◆ **INSTRUCTION**
Will you give the material below again, every line exactly as it is?
##### DATA FOR PROCESSING
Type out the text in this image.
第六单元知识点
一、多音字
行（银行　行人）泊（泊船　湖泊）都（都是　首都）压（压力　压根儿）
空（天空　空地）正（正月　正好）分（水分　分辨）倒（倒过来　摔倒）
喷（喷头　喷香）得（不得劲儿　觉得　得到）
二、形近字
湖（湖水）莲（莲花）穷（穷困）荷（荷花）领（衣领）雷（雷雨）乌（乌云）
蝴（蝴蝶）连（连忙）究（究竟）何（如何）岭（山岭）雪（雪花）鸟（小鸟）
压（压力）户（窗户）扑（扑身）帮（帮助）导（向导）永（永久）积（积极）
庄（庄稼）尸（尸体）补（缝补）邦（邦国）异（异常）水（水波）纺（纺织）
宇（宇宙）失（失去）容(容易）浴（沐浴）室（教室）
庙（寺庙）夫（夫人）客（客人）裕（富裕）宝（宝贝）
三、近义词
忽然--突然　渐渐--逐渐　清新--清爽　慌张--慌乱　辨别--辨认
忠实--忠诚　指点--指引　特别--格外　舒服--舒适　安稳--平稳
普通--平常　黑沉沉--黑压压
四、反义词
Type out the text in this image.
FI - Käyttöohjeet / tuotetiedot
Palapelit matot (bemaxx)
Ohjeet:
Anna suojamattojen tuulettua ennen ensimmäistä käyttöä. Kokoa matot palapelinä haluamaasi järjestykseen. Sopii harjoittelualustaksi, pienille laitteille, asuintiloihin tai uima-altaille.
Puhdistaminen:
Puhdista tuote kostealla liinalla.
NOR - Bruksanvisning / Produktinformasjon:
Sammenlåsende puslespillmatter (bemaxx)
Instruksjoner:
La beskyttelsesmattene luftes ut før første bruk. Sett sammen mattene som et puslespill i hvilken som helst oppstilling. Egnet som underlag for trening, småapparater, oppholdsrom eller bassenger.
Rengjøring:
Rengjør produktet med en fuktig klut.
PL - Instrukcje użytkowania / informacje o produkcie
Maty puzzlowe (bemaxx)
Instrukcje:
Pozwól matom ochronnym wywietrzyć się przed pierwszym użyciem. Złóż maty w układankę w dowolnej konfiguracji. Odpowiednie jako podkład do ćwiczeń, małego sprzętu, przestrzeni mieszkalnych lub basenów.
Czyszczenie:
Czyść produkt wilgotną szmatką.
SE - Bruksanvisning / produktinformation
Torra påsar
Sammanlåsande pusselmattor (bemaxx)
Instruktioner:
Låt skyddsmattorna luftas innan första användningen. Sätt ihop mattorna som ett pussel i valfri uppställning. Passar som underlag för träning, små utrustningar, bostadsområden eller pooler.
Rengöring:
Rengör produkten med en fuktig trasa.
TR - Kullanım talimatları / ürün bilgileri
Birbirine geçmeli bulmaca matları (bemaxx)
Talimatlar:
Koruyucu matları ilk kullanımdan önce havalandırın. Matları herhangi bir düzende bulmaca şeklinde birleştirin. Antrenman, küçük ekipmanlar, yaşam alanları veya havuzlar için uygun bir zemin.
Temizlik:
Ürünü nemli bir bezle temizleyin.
##########
◆ **ANSWER FOR THE TASK**
Type out the text in this image.
第六单元知识点
一、多音字
行（银行　行人）泊（泊船　湖泊）都（都是　首都）压（压力　压根儿）
空（天空　空地）正（正月　正好）分（水分　分辨）倒（倒过来　摔倒）
喷（喷头　喷香）得（不得劲儿　觉得　得到）
二、形近字
湖（湖水）莲（莲花）穷（穷困）荷（荷花）领（衣领）雷（雷雨）乌（乌云）
蝴（蝴蝶）连（连忙）究（究竟）何（如何）岭（山岭）雪（雪花）鸟（小鸟）
压（压力）户（窗户）扑（扑身）帮（帮助）导（向导）永（永久）积（积极）
庄（庄稼）尸（尸体）补（缝补）邦（邦国）异（异常）水（水波）纺（纺织）
宇（宇宙）失（失去）容(容易）浴（沐浴）室（教室）
庙（寺庙）夫（夫人）客（客人）裕（富裕）宝（宝贝）
三、近义词
忽然--突然　渐渐--逐渐　清新--清爽　慌张--慌乱　辨别--辨认
忠实--忠诚　指点--指引　特别--格外　舒服--舒适　安稳--平稳
普通--平常　黑沉沉--黑压压
四、反义词
Type out the text in this image.
FI - Käyttöohjeet / tuotetiedot
Palapelit matot (bemaxx)
Ohjeet:
Anna suojamattojen tuulettua ennen ensimmäistä käyttöä. Kokoa matot palapelinä haluamaasi järjestykseen. Sopii harjoittelualustaksi, pienille laitteille, asuintiloihin tai uima-altaille.
Puhdistaminen:
Puhdista tuote kostealla liinalla.
NOR - Bruksanvisning / Produktinformasjon:
Sammenlåsende puslespillmatter (bemaxx)
Instruksjoner:
La beskyttelsesmattene luftes ut før første bruk. Sett sammen mattene som et puslespill i hvilken som helst oppstilling. Egnet som underlag for trening, småapparater, oppholdsrom eller bassenger.
Rengjøring:
Rengjør produktet med en fuktig klut.
PL - Instrukcje użytkowania / informacje o produkcie
Maty puzzlowe (bemaxx)
Instrukcje:
Pozwól matom ochronnym wywietrzyć się przed pierwszym użyciem. Złóż maty w układankę w dowolnej konfiguracji. Odpowiednie jako podkład do ćwiczeń, małego sprzętu, przestrzeni mieszkalnych lub basenów.
Czyszczenie:
Czyść produkt wilgotną szmatką.
SE - Bruksanvisning / produktinformation
Torra påsar
Sammanlåsande pusselmattor (bemaxx)
Instruktioner:
Låt skyddsmattorna luftas innan första användningen. Sätt ihop mattorna som ett pussel i valfri uppställning. Passar som underlag för träning, små utrustningar, bostadsområden eller pooler.
Rengöring:
Rengör produkten med en fuktig trasa.
TR - Kullanım talimatları / ürün bilgileri
Birbirine geçmeli bulmaca matları (bemaxx)
Talimatlar:
Koruyucu matları ilk kullanımdan önce havalandırın. Matları herhangi bir düzende bulmaca şeklinde birleştirin. Antrenman, küçük ekipmanlar, yaşam alanları veya havuzlar için uygun bir zemin.
Temizlik:
Ürünü nemli bir bezle temizleyin.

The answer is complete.